_THE TASK_
In the entries below, count every line with the word "does". Return only the count.

_SOURCE DATA_

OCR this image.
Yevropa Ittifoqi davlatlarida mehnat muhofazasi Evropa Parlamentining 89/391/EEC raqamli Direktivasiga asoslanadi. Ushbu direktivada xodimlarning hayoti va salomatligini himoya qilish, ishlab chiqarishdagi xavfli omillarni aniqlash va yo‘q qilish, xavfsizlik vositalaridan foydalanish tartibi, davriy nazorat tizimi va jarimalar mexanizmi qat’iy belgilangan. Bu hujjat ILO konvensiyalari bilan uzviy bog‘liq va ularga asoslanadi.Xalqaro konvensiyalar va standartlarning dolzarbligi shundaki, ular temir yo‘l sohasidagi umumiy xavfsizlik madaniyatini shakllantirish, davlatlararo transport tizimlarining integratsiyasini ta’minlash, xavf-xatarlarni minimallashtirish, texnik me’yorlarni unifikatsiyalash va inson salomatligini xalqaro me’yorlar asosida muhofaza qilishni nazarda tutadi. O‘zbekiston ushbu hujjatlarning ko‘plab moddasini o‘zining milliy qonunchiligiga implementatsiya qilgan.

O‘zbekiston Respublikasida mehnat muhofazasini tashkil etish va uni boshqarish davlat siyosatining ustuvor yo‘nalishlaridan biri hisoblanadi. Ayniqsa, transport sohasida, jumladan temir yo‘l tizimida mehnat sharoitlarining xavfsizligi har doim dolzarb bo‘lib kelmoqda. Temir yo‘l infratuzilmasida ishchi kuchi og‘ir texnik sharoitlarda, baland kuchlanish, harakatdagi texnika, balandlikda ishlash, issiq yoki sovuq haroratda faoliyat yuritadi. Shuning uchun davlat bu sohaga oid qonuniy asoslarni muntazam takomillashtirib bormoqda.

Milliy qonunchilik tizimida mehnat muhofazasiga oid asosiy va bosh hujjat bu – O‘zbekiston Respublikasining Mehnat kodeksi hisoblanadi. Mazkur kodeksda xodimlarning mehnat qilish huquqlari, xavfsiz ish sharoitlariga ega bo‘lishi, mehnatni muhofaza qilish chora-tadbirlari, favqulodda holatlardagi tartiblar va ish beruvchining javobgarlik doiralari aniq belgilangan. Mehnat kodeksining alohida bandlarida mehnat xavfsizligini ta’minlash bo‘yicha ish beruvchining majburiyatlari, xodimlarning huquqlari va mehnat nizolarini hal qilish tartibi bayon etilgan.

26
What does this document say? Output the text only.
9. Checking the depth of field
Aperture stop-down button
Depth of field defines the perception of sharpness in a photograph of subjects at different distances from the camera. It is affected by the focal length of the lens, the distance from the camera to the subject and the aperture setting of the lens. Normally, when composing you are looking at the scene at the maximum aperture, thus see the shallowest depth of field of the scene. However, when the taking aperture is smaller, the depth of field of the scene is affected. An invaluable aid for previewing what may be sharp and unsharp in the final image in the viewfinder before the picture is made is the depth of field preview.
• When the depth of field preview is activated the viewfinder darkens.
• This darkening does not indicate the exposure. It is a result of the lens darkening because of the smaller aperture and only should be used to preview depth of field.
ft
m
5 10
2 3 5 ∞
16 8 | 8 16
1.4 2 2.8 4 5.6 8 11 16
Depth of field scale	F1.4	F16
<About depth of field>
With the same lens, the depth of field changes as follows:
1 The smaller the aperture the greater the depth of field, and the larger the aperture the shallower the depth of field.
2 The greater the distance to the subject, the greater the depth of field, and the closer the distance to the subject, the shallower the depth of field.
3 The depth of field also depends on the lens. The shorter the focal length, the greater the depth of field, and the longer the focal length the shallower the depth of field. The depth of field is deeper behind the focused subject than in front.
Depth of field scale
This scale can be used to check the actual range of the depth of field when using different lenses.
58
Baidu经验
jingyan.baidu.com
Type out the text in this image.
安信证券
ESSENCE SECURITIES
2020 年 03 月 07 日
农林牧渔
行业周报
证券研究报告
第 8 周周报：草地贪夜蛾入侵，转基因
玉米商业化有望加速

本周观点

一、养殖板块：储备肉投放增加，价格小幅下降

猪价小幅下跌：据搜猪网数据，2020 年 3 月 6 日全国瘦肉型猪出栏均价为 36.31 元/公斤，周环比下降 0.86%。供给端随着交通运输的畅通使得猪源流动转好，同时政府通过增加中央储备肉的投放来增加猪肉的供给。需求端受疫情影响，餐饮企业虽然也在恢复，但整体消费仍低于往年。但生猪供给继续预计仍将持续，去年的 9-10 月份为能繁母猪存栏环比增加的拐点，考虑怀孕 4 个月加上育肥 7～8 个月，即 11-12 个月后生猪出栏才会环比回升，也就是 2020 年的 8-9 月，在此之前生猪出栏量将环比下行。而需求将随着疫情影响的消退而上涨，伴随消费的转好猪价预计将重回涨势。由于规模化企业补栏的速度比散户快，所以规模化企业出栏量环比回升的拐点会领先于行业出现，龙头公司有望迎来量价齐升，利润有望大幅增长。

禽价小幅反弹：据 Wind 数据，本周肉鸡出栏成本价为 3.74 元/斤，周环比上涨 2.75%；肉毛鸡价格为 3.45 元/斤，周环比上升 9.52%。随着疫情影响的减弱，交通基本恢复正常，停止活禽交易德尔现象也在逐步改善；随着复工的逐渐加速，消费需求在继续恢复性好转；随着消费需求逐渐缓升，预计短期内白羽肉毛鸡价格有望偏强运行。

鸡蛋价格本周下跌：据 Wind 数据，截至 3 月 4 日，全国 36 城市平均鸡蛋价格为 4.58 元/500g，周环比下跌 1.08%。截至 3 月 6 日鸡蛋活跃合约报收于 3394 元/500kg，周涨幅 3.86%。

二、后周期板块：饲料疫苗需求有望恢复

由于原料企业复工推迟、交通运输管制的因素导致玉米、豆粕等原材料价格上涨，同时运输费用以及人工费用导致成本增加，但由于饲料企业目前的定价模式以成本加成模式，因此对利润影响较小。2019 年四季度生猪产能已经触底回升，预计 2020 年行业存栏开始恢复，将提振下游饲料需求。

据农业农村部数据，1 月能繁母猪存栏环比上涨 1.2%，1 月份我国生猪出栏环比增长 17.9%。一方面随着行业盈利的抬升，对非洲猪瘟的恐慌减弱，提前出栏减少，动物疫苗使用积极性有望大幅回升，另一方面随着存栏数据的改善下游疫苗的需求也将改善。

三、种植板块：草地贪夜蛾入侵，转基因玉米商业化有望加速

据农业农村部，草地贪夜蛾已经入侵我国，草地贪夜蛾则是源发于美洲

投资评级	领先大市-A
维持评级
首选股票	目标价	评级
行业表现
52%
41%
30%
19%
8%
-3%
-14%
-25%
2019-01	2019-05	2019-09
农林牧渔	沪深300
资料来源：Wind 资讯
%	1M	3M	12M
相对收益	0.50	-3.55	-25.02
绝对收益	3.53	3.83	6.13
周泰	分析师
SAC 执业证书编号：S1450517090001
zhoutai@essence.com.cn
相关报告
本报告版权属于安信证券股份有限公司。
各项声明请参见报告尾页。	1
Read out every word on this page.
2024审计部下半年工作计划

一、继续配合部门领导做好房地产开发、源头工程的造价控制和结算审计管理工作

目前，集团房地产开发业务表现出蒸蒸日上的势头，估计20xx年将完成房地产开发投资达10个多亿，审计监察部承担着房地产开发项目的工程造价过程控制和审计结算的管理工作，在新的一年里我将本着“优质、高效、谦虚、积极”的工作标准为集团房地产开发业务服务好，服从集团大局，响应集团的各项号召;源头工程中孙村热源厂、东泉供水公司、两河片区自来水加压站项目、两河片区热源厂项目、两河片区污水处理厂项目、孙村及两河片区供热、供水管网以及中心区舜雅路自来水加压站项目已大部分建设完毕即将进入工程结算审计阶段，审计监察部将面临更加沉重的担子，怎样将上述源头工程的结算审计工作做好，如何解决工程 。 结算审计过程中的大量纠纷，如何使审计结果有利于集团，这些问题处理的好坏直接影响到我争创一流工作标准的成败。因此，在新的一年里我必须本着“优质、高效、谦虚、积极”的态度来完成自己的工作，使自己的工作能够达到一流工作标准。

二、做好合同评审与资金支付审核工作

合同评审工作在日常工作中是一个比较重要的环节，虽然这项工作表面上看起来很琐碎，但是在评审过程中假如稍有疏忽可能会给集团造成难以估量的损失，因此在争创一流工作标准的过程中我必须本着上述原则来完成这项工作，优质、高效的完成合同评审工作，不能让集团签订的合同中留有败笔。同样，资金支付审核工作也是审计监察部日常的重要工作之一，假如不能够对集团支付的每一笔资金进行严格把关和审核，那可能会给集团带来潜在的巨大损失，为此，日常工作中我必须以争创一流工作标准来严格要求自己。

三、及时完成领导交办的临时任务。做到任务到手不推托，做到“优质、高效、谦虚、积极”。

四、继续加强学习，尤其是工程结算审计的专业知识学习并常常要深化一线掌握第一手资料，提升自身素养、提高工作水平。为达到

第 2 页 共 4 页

_THE SOLUTION_
2